— Exercise material —
────────────────────
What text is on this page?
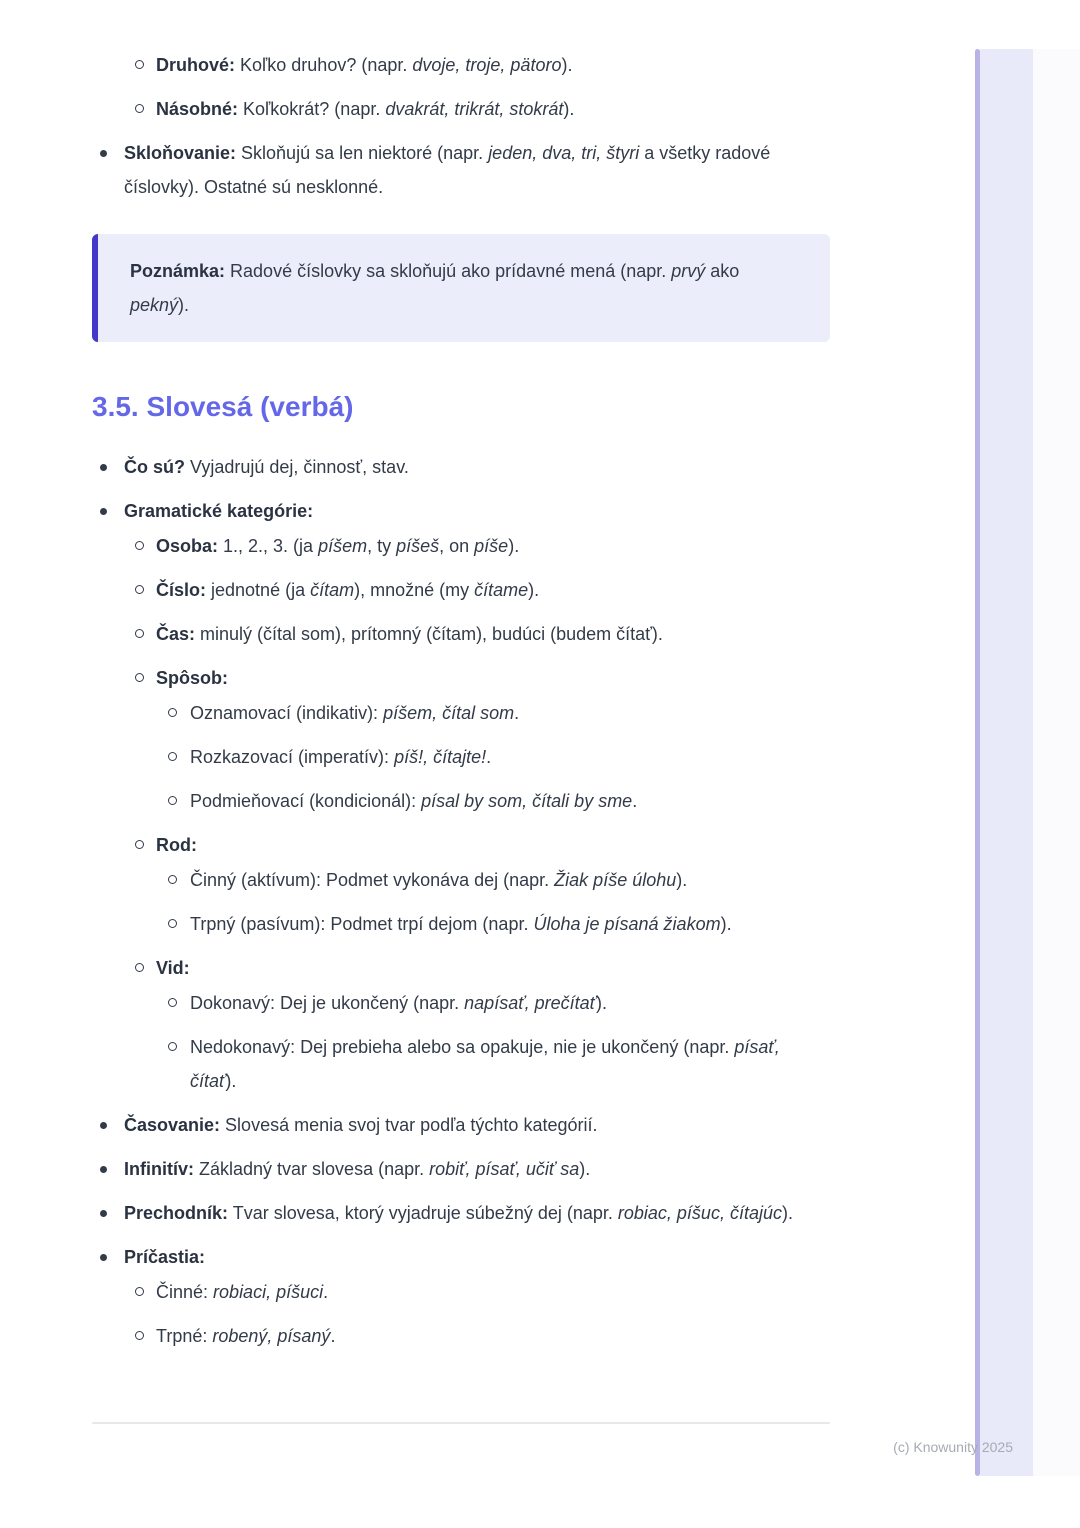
Druhové: Koľko druhov? (napr. dvoje, troje, pätoro).
Násobné: Koľkokrát? (napr. dvakrát, trikrát, stokrát).
Skloňovanie: Skloňujú sa len niektoré (napr. jeden, dva, tri, štyri a všetky radové číslovky). Ostatné sú nesklonné.
Poznámka: Radové číslovky sa skloňujú ako prídavné mená (napr. prvý ako pekný).
3.5. Slovesá (verbá)
Čo sú? Vyjadrujú dej, činnosť, stav.
Gramatické kategórie:
Osoba: 1., 2., 3. (ja píšem, ty píšeš, on píše).
Číslo: jednotné (ja čítam), množné (my čítame).
Čas: minulý (čítal som), prítomný (čítam), budúci (budem čítať).
Spôsob:
Oznamovací (indikativ): píšem, čítal som.
Rozkazovací (imperatív): píš!, čítajte!.
Podmieňovací (kondicionál): písal by som, čítali by sme.
Rod:
Činný (aktívum): Podmet vykonáva dej (napr. Žiak píše úlohu).
Trpný (pasívum): Podmet trpí dejom (napr. Úloha je písaná žiakom).
Vid:
Dokonavý: Dej je ukončený (napr. napísať, prečítať).
Nedokonavý: Dej prebieha alebo sa opakuje, nie je ukončený (napr. písať, čítať).
Časovanie: Slovesá menia svoj tvar podľa týchto kategórií.
Infinitív: Základný tvar slovesa (napr. robiť, písať, učiť sa).
Prechodník: Tvar slovesa, ktorý vyjadruje súbežný dej (napr. robiac, píšuc, čítajúc).
Príčastia:
Činné: robiaci, píšuci.
Trpné: robený, písaný.
(c) Knowunity 2025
────────────────────
Please set down each line of the data above exactly as written, without the pictures.

— Solution to this exercise —
What text is on this page?
Druhové: Koľko druhov? (napr. dvoje, troje, pätoro).
Násobné: Koľkokrát? (napr. dvakrát, trikrát, stokrát).
Skloňovanie: Skloňujú sa len niektoré (napr. jeden, dva, tri, štyri a všetky radové číslovky). Ostatné sú nesklonné.
Poznámka: Radové číslovky sa skloňujú ako prídavné mená (napr. prvý ako pekný).
3.5. Slovesá (verbá)
Čo sú? Vyjadrujú dej, činnosť, stav.
Gramatické kategórie:
Osoba: 1., 2., 3. (ja píšem, ty píšeš, on píše).
Číslo: jednotné (ja čítam), množné (my čítame).
Čas: minulý (čítal som), prítomný (čítam), budúci (budem čítať).
Spôsob:
Oznamovací (indikativ): píšem, čítal som.
Rozkazovací (imperatív): píš!, čítajte!.
Podmieňovací (kondicionál): písal by som, čítali by sme.
Rod:
Činný (aktívum): Podmet vykonáva dej (napr. Žiak píše úlohu).
Trpný (pasívum): Podmet trpí dejom (napr. Úloha je písaná žiakom).
Vid:
Dokonavý: Dej je ukončený (napr. napísať, prečítať).
Nedokonavý: Dej prebieha alebo sa opakuje, nie je ukončený (napr. písať, čítať).
Časovanie: Slovesá menia svoj tvar podľa týchto kategórií.
Infinitív: Základný tvar slovesa (napr. robiť, písať, učiť sa).
Prechodník: Tvar slovesa, ktorý vyjadruje súbežný dej (napr. robiac, píšuc, čítajúc).
Príčastia:
Činné: robiaci, píšuci.
Trpné: robený, písaný.
(c) Knowunity 2025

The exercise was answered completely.